** WHAT IS BEING ASKED **
Go through the data below and gather each line containing "paid".

** SUPPLIED RECORDS **
○ ○ ○ ○ ○
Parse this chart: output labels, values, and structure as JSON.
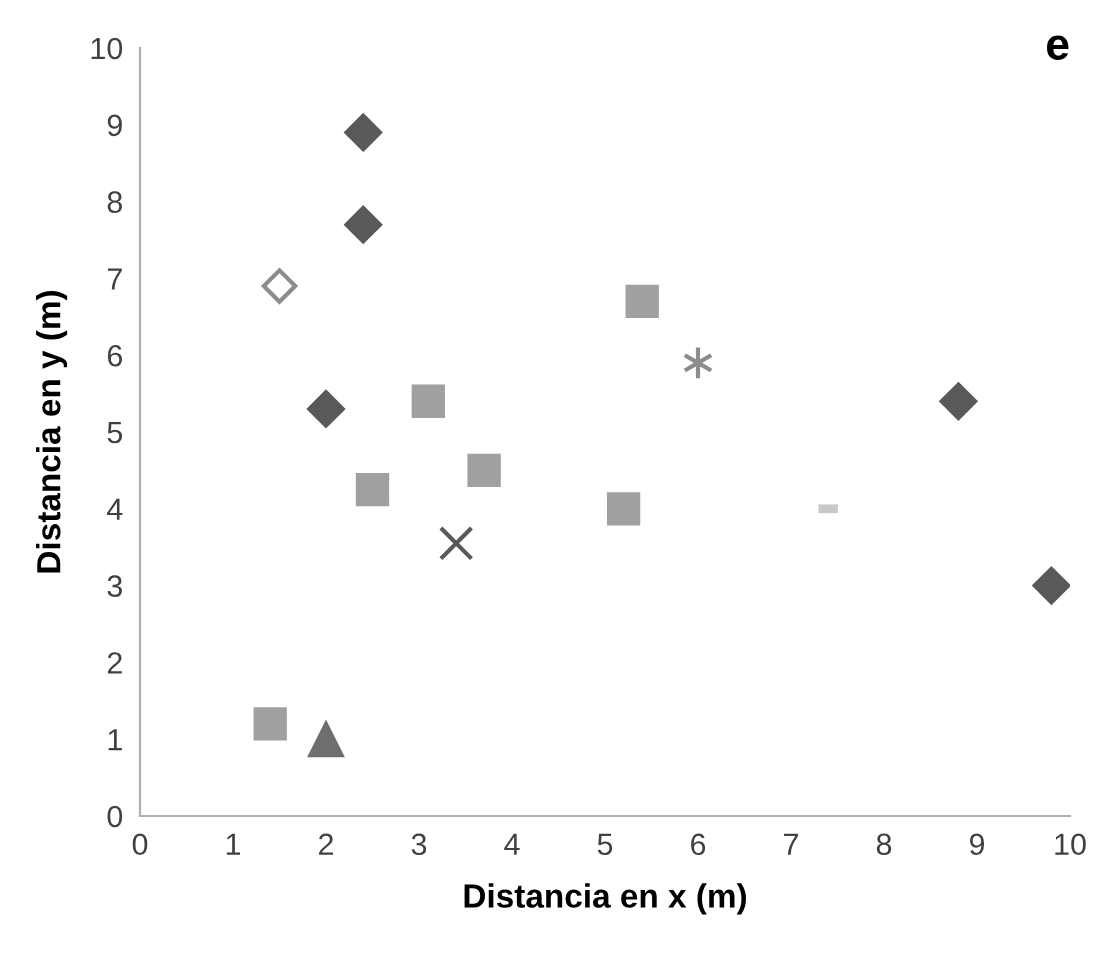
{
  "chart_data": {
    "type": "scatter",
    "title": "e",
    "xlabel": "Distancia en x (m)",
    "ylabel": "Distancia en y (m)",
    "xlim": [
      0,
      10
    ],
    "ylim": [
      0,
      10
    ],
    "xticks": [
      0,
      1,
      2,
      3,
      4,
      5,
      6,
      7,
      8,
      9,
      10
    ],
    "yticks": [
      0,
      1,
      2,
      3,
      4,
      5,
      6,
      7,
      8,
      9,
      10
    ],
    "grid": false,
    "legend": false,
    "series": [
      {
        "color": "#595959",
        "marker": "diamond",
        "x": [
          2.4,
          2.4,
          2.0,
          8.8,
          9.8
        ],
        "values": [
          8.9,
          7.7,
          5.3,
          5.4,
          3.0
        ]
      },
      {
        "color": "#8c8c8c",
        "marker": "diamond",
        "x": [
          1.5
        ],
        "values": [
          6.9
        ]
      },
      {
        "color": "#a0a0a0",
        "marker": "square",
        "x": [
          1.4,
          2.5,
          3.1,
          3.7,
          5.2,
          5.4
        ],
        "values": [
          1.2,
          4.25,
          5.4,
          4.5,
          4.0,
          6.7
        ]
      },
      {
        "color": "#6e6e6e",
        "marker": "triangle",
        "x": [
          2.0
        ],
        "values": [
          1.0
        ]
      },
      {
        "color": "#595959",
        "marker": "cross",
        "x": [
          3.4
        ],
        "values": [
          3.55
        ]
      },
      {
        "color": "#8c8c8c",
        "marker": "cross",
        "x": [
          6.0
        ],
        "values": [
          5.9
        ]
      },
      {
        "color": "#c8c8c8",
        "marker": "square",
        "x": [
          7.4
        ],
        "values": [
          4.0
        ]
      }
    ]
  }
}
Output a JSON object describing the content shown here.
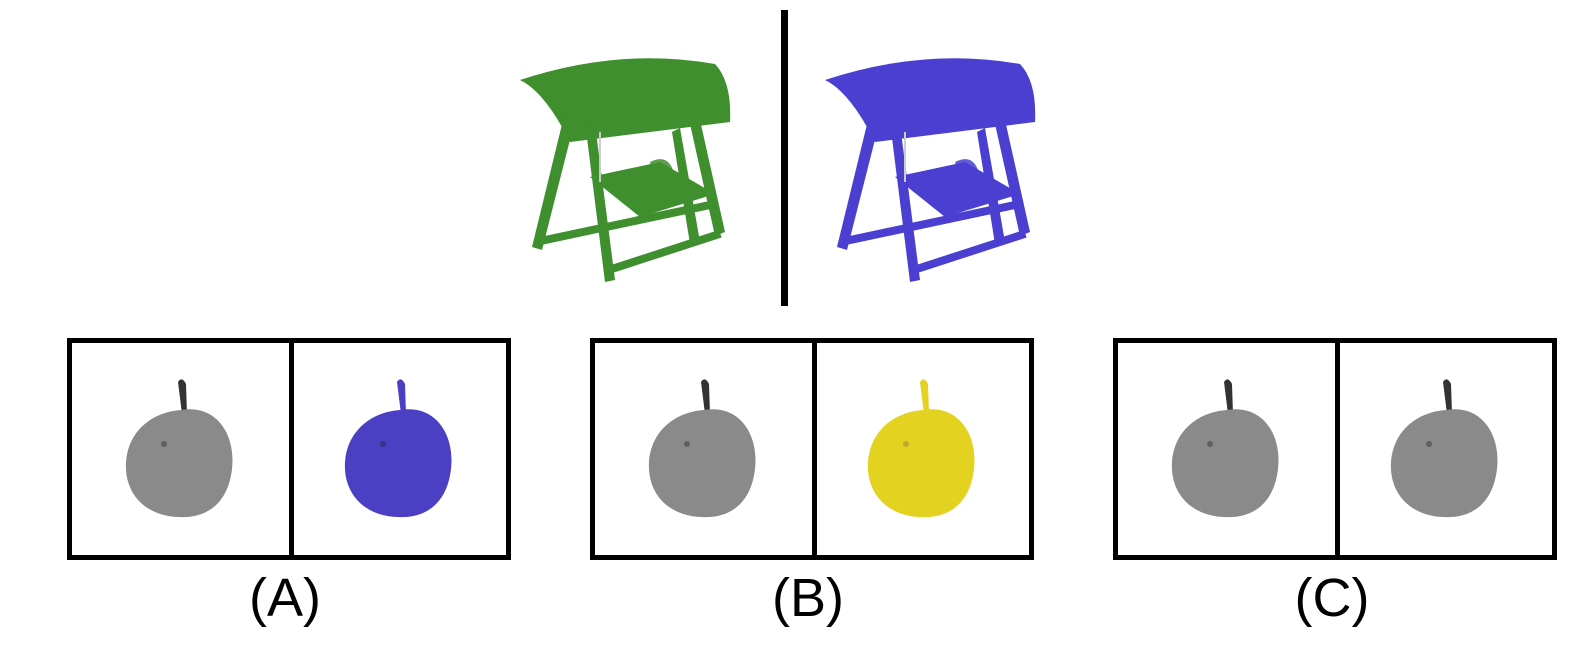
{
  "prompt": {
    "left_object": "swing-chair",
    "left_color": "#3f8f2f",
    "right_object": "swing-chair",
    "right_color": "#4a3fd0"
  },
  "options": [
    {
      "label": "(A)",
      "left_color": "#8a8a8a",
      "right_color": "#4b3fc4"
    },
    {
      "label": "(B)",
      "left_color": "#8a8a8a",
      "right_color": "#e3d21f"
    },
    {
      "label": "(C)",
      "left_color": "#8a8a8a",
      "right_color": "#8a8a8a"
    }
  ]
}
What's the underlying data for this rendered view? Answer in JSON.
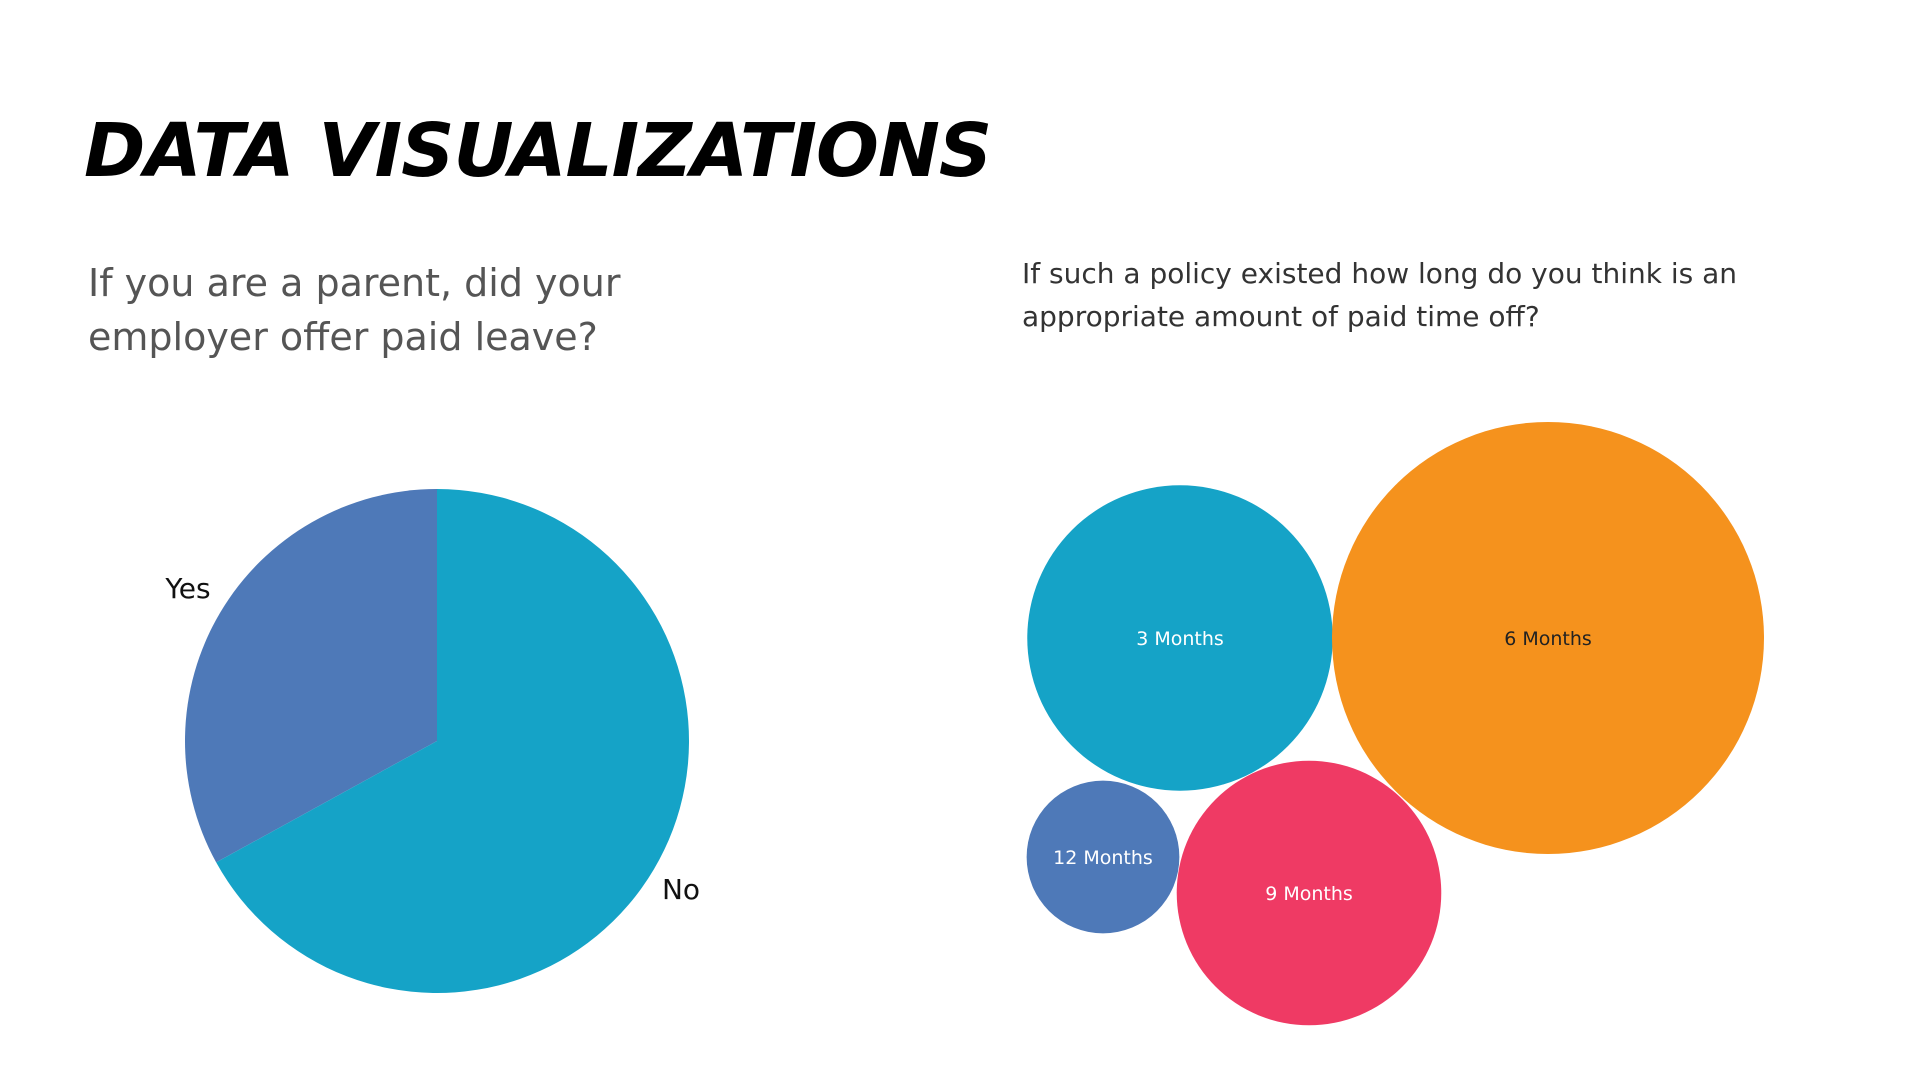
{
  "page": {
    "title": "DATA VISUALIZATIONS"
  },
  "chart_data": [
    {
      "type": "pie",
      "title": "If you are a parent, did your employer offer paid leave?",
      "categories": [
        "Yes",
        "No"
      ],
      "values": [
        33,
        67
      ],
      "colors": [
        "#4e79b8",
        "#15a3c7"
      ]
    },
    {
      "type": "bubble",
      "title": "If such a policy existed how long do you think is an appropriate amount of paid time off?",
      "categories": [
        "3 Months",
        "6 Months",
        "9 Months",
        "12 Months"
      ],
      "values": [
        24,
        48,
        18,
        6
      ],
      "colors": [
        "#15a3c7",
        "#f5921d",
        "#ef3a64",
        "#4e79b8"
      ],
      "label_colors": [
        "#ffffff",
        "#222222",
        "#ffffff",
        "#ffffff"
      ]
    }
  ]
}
○ ○ ○ ○ ○
** EXERCISE OUTPUT **
      "title": "If you are a parent, did your employer offer paid leave?",
      "title": "If such a policy existed how long do you think is an appropriate amount of paid time off?",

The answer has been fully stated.